Figure dataset records »
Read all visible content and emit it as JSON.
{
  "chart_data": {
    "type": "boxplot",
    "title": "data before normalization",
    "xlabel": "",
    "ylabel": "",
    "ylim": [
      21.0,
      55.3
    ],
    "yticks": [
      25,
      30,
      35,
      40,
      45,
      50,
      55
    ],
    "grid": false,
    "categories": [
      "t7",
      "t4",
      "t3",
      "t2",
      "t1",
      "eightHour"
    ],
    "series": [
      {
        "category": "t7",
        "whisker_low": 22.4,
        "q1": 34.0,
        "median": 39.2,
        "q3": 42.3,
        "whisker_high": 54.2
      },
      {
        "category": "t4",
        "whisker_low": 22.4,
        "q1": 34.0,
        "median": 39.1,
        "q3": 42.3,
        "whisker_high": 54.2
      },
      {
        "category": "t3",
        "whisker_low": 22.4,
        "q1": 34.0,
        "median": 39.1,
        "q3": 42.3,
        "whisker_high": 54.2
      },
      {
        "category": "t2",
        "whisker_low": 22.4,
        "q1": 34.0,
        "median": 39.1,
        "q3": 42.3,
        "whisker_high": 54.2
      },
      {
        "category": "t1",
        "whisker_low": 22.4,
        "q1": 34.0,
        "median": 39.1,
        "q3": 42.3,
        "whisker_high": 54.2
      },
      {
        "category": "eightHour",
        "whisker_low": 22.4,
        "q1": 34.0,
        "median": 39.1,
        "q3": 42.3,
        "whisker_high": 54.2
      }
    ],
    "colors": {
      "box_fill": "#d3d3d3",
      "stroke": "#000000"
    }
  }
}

Work required » Reply with the number of lines in the data that include the string "category" and nothing else.

Expected answer » 6